EXERCISE - What follows is a set of records; repeat all of them exactly.

EXERCISE MATERIAL -
⁂
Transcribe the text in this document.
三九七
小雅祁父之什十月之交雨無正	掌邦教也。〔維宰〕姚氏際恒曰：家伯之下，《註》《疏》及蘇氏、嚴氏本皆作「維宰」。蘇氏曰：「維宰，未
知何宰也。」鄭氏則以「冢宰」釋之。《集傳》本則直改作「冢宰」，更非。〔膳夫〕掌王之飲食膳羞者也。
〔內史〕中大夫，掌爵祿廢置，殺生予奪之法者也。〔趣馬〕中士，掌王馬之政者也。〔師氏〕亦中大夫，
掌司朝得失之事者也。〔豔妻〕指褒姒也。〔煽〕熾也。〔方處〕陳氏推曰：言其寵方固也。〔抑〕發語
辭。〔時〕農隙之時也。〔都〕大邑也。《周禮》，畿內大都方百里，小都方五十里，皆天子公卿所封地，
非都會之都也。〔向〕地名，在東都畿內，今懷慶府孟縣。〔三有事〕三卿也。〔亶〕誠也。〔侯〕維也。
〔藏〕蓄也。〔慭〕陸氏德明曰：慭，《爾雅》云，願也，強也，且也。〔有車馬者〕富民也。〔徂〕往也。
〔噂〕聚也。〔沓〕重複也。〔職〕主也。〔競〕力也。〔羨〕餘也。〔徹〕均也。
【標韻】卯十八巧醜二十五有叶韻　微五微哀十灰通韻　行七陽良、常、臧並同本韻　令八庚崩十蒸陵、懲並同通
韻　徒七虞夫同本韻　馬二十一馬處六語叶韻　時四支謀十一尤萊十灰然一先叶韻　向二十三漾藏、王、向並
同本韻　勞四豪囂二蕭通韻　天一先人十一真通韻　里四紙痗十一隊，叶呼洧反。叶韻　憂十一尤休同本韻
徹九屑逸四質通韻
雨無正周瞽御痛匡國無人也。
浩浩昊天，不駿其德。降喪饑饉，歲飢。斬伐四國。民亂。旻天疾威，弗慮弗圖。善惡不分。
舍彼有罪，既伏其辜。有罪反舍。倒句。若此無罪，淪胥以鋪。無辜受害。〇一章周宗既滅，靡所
⁂
WORKED ANSWER -
Transcribe the text in this document.
三九七
小雅祁父之什十月之交雨無正	掌邦教也。〔維宰〕姚氏際恒曰：家伯之下，《註》《疏》及蘇氏、嚴氏本皆作「維宰」。蘇氏曰：「維宰，未
知何宰也。」鄭氏則以「冢宰」釋之。《集傳》本則直改作「冢宰」，更非。〔膳夫〕掌王之飲食膳羞者也。
〔內史〕中大夫，掌爵祿廢置，殺生予奪之法者也。〔趣馬〕中士，掌王馬之政者也。〔師氏〕亦中大夫，
掌司朝得失之事者也。〔豔妻〕指褒姒也。〔煽〕熾也。〔方處〕陳氏推曰：言其寵方固也。〔抑〕發語
辭。〔時〕農隙之時也。〔都〕大邑也。《周禮》，畿內大都方百里，小都方五十里，皆天子公卿所封地，
非都會之都也。〔向〕地名，在東都畿內，今懷慶府孟縣。〔三有事〕三卿也。〔亶〕誠也。〔侯〕維也。
〔藏〕蓄也。〔慭〕陸氏德明曰：慭，《爾雅》云，願也，強也，且也。〔有車馬者〕富民也。〔徂〕往也。
〔噂〕聚也。〔沓〕重複也。〔職〕主也。〔競〕力也。〔羨〕餘也。〔徹〕均也。
【標韻】卯十八巧醜二十五有叶韻　微五微哀十灰通韻　行七陽良、常、臧並同本韻　令八庚崩十蒸陵、懲並同通
韻　徒七虞夫同本韻　馬二十一馬處六語叶韻　時四支謀十一尤萊十灰然一先叶韻　向二十三漾藏、王、向並
同本韻　勞四豪囂二蕭通韻　天一先人十一真通韻　里四紙痗十一隊，叶呼洧反。叶韻　憂十一尤休同本韻
徹九屑逸四質通韻
雨無正周瞽御痛匡國無人也。
浩浩昊天，不駿其德。降喪饑饉，歲飢。斬伐四國。民亂。旻天疾威，弗慮弗圖。善惡不分。
舍彼有罪，既伏其辜。有罪反舍。倒句。若此無罪，淪胥以鋪。無辜受害。〇一章周宗既滅，靡所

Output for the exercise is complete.